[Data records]

────────────────────

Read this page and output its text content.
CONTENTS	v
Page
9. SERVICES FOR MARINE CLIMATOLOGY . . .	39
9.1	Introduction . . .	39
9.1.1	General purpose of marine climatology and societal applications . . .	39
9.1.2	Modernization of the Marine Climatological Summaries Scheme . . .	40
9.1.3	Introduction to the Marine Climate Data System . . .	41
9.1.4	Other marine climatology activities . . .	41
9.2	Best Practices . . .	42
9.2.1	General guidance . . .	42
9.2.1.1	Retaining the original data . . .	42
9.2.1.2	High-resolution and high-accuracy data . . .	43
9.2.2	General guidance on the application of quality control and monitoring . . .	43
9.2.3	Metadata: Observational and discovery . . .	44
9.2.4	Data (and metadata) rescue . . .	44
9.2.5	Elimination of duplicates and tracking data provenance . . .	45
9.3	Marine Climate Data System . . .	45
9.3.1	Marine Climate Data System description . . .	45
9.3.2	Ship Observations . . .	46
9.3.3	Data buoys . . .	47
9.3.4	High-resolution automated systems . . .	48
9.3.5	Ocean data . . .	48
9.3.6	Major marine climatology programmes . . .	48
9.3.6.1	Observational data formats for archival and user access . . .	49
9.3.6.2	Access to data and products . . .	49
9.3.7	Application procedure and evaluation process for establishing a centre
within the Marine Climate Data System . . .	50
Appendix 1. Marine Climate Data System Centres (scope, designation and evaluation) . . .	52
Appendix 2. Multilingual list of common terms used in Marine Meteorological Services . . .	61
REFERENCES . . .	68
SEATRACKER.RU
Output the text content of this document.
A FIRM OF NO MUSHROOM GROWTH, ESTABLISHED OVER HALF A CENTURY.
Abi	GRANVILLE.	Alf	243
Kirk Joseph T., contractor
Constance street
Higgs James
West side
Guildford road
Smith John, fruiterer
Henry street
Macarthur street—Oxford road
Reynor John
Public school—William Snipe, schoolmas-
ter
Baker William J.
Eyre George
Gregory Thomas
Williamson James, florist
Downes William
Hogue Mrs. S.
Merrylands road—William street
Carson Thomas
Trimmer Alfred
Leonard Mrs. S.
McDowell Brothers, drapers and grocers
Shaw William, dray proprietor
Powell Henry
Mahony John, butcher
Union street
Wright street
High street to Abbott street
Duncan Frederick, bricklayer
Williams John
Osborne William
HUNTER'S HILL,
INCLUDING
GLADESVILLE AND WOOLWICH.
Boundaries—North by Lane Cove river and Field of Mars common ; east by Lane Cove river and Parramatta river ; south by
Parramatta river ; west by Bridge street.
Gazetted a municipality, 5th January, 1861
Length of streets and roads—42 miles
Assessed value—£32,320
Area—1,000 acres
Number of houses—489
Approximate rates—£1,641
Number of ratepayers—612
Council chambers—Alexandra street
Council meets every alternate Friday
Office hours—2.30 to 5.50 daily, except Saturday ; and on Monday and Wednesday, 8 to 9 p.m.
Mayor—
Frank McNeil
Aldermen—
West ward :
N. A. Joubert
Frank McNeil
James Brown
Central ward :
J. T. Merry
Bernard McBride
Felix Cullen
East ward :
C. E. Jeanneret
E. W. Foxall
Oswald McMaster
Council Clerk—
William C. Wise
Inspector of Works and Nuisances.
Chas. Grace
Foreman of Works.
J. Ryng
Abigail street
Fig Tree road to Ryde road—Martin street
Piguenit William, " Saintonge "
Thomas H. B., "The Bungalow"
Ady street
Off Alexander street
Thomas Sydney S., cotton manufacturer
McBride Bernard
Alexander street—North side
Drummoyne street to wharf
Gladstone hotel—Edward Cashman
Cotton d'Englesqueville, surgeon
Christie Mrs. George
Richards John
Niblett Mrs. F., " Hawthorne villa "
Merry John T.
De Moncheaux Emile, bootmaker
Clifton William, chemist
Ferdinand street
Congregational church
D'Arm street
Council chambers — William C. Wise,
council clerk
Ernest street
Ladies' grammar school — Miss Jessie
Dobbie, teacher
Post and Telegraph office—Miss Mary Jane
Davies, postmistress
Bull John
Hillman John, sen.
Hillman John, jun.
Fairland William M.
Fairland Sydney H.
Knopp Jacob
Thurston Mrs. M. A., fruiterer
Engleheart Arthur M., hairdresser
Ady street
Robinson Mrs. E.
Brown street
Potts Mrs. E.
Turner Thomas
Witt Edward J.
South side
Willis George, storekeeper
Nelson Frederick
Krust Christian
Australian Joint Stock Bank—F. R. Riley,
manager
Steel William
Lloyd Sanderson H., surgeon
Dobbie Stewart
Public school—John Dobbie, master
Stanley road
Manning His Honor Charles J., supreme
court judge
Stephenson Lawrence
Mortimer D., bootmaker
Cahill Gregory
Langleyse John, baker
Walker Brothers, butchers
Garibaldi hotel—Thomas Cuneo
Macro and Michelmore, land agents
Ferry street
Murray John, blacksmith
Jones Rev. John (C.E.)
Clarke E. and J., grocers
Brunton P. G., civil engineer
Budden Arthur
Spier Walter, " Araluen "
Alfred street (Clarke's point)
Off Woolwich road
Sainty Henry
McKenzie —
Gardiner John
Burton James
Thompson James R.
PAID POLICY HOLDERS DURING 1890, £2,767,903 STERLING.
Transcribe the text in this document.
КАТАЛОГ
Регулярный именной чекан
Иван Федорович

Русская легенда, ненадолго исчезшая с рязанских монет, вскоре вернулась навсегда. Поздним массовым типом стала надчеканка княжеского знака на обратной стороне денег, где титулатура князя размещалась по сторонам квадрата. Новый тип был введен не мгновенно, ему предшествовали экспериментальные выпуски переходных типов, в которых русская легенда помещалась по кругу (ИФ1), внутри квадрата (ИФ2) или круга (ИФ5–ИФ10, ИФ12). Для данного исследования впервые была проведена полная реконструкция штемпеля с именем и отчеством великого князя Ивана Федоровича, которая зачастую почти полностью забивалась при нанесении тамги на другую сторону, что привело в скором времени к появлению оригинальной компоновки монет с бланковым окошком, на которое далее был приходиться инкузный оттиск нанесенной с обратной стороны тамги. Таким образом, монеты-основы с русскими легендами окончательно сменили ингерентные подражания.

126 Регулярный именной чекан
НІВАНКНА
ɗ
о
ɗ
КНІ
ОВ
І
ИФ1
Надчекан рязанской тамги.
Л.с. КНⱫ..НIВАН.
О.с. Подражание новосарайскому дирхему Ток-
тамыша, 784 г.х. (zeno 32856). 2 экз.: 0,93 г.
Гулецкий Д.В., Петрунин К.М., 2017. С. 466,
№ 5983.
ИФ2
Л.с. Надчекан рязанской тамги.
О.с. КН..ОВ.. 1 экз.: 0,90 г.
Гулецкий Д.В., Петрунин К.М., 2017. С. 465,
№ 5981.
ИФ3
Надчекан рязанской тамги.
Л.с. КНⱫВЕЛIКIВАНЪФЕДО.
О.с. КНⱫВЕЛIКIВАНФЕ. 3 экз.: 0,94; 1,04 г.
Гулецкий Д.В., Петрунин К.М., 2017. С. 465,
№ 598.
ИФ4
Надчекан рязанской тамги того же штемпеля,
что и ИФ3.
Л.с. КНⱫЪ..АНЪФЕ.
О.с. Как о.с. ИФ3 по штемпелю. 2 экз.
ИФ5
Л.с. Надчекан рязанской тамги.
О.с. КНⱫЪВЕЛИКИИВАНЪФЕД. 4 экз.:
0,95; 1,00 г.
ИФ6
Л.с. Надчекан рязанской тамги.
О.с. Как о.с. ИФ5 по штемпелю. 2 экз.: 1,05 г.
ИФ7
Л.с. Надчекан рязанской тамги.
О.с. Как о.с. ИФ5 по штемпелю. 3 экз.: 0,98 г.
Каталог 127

────────────────────

• AIM OF THE TASK
Reply with one number only: how many lines of the listing hold "Miss"?

• TASK RESPONSE
2